» INPUT DATA

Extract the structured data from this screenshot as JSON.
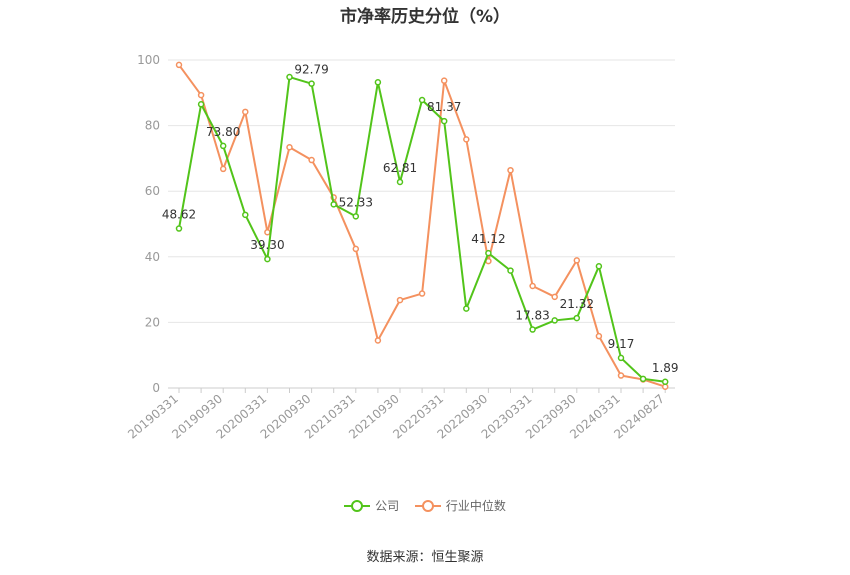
{
  "chart_data": {
    "type": "line",
    "title": "市净率历史分位（%）",
    "xlabel": "",
    "ylabel": "",
    "ylim": [
      0,
      100
    ],
    "yticks": [
      0,
      20,
      40,
      60,
      80,
      100
    ],
    "grid": true,
    "legend_position": "bottom",
    "x": [
      "20190331",
      "20190630",
      "20190930",
      "20191231",
      "20200331",
      "20200630",
      "20200930",
      "20201231",
      "20210331",
      "20210630",
      "20210930",
      "20211231",
      "20220331",
      "20220630",
      "20220930",
      "20221231",
      "20230331",
      "20230630",
      "20230930",
      "20231231",
      "20240331",
      "20240630",
      "20240827"
    ],
    "x_tick_labels": [
      "20190331",
      "20190930",
      "20200331",
      "20200930",
      "20210331",
      "20210930",
      "20220331",
      "20220930",
      "20230331",
      "20230930",
      "20240331",
      "20240827"
    ],
    "series": [
      {
        "name": "公司",
        "color": "#52c41a",
        "values": [
          48.62,
          86.5,
          73.8,
          52.8,
          39.3,
          94.8,
          92.79,
          56.0,
          52.33,
          93.2,
          62.81,
          87.8,
          81.37,
          24.2,
          41.12,
          35.8,
          17.83,
          20.6,
          21.32,
          37.1,
          9.17,
          2.8,
          1.89
        ],
        "labels": {
          "0": "48.62",
          "2": "73.80",
          "4": "39.30",
          "6": "92.79",
          "8": "52.33",
          "10": "62.81",
          "12": "81.37",
          "14": "41.12",
          "16": "17.83",
          "18": "21.32",
          "20": "9.17",
          "22": "1.89"
        }
      },
      {
        "name": "行业中位数",
        "color": "#f4915f",
        "values": [
          98.5,
          89.3,
          66.8,
          84.2,
          47.5,
          73.4,
          69.5,
          58.1,
          42.4,
          14.5,
          26.8,
          28.8,
          93.7,
          75.8,
          38.7,
          66.4,
          31.1,
          27.8,
          38.9,
          15.8,
          3.8,
          2.6,
          0.4
        ]
      }
    ]
  },
  "legend": {
    "items": [
      {
        "label": "公司",
        "color": "#52c41a"
      },
      {
        "label": "行业中位数",
        "color": "#f4915f"
      }
    ]
  },
  "source": "数据来源：恒生聚源"
}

» TASK
Go through the entries above and output them exactly, without pictures.

» RESPONSE
Extract the structured data from this screenshot as JSON.
{
  "chart_data": {
    "type": "line",
    "title": "市净率历史分位（%）",
    "xlabel": "",
    "ylabel": "",
    "ylim": [
      0,
      100
    ],
    "yticks": [
      0,
      20,
      40,
      60,
      80,
      100
    ],
    "grid": true,
    "legend_position": "bottom",
    "x": [
      "20190331",
      "20190630",
      "20190930",
      "20191231",
      "20200331",
      "20200630",
      "20200930",
      "20201231",
      "20210331",
      "20210630",
      "20210930",
      "20211231",
      "20220331",
      "20220630",
      "20220930",
      "20221231",
      "20230331",
      "20230630",
      "20230930",
      "20231231",
      "20240331",
      "20240630",
      "20240827"
    ],
    "x_tick_labels": [
      "20190331",
      "20190930",
      "20200331",
      "20200930",
      "20210331",
      "20210930",
      "20220331",
      "20220930",
      "20230331",
      "20230930",
      "20240331",
      "20240827"
    ],
    "series": [
      {
        "name": "公司",
        "color": "#52c41a",
        "values": [
          48.62,
          86.5,
          73.8,
          52.8,
          39.3,
          94.8,
          92.79,
          56.0,
          52.33,
          93.2,
          62.81,
          87.8,
          81.37,
          24.2,
          41.12,
          35.8,
          17.83,
          20.6,
          21.32,
          37.1,
          9.17,
          2.8,
          1.89
        ],
        "labels": {
          "0": "48.62",
          "2": "73.80",
          "4": "39.30",
          "6": "92.79",
          "8": "52.33",
          "10": "62.81",
          "12": "81.37",
          "14": "41.12",
          "16": "17.83",
          "18": "21.32",
          "20": "9.17",
          "22": "1.89"
        }
      },
      {
        "name": "行业中位数",
        "color": "#f4915f",
        "values": [
          98.5,
          89.3,
          66.8,
          84.2,
          47.5,
          73.4,
          69.5,
          58.1,
          42.4,
          14.5,
          26.8,
          28.8,
          93.7,
          75.8,
          38.7,
          66.4,
          31.1,
          27.8,
          38.9,
          15.8,
          3.8,
          2.6,
          0.4
        ]
      }
    ]
  },
  "legend": {
    "items": [
      {
        "label": "公司",
        "color": "#52c41a"
      },
      {
        "label": "行业中位数",
        "color": "#f4915f"
      }
    ]
  },
  "source": "数据来源：恒生聚源"
}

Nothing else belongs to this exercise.